**EXERCISE TEXT**
*-*-*

Recently I was the lector for Mass in the chapel at the Catholic Answers office. Since this is the Easter season, the reading was from the Acts of the Apostles and focused on the promulgation of the decisions of the Council of Jerusalem.
It is the decision of the Holy Spirit and of us not to place on you any burden beyond these necessities, namely, to abstain from meat sacrificed to idols, from blood, from meats of strangled animals, and from unlawful marriage. If you keep free of these, you will be doing what is right (Acts 15:28-29).
These directives were placed in a letter and given by the council fathers to Barnabas and Paul, who had first approached the apostles in Jerusalem to settle the debate between Barnabas, Paul, and the Judaizers whom Barnabas and Paul had been opposing in Antioch, Syria, and Cilicia.
What caught my attention while I read this passage aloud at Mass was how the apostles chose to deliver this letter to the faithful in Antioch, Syria, and Cilicia. The apostles didn’t just hand it over to Barnabas and Paul to do with as they chose. Rather, the apostles chose representatives who would accompany Barnabas and Paul in promulgating the letter:
Then it seemed good to the apostles and the elders, with the whole church, to choose men from among them and send them to Antioch with Paul and Barnabas. They sent Judas called Barsabbas, and Silas, leading men among the brethren, with the following letter (Acts 15:22-23).
In their introduction to the decision of the Council of Jerusalem, the fathers of the council make clear that they’re investing Judas and Silas with authority in this matter. Here’s how the letter opens that was given to Judas and Silas to promulgate:
The brethren, both the apostles and the elders, to the brethren who are of the Gentiles in Antioch and Syria and Cilicia, greeting. Since we have heard that some persons from us have troubled you with words, unsettling your minds, although we gave them no instructions, it has seemed good to us, having come to one accord, to choose men and send them to you with our beloved Barnabas and Paul, men who have risked their lives for the sake of our Lord Jesus Christ. We have therefore sent Judas and Silas, who themselves will tell you the same things by word of mouth (Acts 15:23-27).
Defenders of sola scriptura claim that all that’s necessary for a right understanding of Christian doctrine is access to the written text of Scripture. They believe that each Christian is able to figure out for himself what God requires him to believe and do if he just reads the Bible.
In St. Luke’s account of the early Church, though, when the Council of Jerusalem needed to communicate to the Gentiles in Antioch, Syria, and Cilicia the decisions of the council, the council doesn’t tell the Gentiles to read what we now know as the Old Testament, and it can’t refer these Gentiles to the New Testament because that does not yet exist.
The council doesn’t even entrust the letter solely to Paul and Barnabas, despite the fact that they hold these men in great esteem (Acts 15:25). Paul and Barnabas were parties to the dispute that the council had been convened to settle. Because of this, they couldn’t be considered impartial representatives of the intent of the council. So the council chose Judas and Silas to carry the letter to the affected communities. They would pass on “by word of mouth” the contents of the letter—and, undoubtedly, how the council intended the letter to be understood.

*-*-*

**INPUT DATA**
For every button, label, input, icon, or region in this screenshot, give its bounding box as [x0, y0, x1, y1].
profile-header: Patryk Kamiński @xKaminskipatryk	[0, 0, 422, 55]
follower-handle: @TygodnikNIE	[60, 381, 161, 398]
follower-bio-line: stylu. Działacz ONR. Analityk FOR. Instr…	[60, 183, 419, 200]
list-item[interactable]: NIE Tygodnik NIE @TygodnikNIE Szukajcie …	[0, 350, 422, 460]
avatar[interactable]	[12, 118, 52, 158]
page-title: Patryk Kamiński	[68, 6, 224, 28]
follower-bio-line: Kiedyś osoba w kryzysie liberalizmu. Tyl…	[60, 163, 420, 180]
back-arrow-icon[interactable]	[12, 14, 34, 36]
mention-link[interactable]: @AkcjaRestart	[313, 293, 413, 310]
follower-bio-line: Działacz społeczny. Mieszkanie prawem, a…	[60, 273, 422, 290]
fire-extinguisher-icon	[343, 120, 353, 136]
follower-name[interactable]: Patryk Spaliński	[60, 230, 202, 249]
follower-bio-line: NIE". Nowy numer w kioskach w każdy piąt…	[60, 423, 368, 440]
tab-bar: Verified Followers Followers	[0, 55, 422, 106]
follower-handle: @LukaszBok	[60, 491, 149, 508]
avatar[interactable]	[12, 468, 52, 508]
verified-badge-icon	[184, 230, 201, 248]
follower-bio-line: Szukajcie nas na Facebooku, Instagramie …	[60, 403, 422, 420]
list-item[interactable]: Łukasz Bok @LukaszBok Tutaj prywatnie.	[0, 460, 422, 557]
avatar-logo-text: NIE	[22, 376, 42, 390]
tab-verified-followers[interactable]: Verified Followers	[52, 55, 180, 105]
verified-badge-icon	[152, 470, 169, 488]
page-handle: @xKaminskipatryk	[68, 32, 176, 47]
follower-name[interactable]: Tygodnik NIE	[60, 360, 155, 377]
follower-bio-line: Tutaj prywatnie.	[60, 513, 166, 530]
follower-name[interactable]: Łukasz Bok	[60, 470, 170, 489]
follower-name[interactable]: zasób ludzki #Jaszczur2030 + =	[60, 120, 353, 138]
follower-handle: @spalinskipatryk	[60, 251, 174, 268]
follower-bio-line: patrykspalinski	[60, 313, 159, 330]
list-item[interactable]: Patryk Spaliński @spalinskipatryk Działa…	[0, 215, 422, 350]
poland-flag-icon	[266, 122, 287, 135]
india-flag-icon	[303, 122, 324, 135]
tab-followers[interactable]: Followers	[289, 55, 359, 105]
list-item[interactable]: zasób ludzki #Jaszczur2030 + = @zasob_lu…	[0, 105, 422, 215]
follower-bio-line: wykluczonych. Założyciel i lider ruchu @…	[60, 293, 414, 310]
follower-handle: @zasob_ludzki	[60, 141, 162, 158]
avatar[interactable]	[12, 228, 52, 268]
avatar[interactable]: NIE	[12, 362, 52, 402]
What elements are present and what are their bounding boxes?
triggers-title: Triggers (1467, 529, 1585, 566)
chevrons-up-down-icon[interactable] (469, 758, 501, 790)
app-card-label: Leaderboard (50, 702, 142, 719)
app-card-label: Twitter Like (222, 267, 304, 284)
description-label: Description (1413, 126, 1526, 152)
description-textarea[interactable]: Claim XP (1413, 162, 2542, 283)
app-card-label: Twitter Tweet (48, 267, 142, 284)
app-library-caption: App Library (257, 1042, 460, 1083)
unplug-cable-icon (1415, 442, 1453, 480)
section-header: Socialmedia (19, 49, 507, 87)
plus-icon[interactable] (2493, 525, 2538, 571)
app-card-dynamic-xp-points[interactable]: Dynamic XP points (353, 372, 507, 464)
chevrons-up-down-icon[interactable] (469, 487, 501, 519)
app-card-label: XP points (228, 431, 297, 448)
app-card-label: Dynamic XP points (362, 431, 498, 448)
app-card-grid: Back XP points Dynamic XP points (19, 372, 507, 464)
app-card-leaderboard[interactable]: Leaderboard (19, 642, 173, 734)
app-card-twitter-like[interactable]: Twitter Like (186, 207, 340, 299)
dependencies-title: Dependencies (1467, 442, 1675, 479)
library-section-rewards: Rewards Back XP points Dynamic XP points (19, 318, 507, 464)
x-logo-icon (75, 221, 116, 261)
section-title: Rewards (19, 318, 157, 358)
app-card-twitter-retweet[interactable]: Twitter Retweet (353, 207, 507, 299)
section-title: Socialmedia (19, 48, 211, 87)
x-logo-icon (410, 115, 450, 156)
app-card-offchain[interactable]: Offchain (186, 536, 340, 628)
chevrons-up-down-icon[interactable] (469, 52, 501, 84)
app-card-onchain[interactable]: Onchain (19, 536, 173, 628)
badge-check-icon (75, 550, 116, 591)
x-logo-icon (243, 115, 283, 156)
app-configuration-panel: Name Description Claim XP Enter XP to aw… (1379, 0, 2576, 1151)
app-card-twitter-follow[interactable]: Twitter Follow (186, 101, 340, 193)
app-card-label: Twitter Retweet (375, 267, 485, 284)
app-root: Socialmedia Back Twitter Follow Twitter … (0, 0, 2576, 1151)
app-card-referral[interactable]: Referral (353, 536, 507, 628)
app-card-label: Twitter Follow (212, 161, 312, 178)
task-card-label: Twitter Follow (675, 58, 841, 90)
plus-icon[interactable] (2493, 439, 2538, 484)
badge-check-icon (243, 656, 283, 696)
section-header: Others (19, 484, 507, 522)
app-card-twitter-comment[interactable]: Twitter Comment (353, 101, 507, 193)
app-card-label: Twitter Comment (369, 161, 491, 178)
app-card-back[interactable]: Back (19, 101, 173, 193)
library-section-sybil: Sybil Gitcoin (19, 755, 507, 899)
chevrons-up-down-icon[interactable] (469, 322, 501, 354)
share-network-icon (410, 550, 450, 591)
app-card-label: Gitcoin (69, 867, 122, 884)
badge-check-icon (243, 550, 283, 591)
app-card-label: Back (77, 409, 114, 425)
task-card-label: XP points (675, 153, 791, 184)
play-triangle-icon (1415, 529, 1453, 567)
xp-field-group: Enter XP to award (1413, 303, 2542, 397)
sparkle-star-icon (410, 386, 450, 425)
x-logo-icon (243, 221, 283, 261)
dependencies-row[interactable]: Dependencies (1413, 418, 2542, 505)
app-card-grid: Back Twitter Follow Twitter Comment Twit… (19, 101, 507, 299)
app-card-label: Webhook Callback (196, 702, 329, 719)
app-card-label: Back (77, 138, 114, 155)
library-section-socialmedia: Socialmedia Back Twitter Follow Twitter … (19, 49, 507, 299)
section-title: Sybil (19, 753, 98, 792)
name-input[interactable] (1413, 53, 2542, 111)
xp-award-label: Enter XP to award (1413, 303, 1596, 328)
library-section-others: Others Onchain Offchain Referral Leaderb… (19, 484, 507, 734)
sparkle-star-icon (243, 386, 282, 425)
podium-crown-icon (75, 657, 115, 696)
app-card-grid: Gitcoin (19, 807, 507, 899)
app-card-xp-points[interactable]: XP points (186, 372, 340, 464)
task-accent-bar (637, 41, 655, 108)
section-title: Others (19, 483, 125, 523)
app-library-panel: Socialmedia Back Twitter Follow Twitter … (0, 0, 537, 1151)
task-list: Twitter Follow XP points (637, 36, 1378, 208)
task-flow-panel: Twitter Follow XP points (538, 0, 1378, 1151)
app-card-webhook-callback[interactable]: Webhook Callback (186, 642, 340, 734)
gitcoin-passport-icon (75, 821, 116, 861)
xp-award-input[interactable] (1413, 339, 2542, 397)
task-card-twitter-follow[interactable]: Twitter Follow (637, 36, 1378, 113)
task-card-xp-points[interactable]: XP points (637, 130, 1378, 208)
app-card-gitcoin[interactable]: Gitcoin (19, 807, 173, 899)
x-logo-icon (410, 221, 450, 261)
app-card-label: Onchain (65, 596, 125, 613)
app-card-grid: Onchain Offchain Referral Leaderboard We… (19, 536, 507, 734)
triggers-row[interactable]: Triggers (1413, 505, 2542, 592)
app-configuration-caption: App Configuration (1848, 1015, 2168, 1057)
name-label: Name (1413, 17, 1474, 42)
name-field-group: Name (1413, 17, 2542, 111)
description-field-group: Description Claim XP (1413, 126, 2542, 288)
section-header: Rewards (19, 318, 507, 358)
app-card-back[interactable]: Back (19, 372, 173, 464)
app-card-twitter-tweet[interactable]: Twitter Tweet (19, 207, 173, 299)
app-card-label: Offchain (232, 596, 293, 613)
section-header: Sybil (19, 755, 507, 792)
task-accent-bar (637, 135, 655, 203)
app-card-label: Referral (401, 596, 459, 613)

*-*-*

In the text on the Council of Jerusalem, which two men did the apostles send to Antioch along with Paul and Barnabas to deliver the letter? The records are separate material and have nothing to do with the text on the Council of Jerusalem.

**RESULT FOR THIS TASK**
Judas called Barsabbas, and Silas.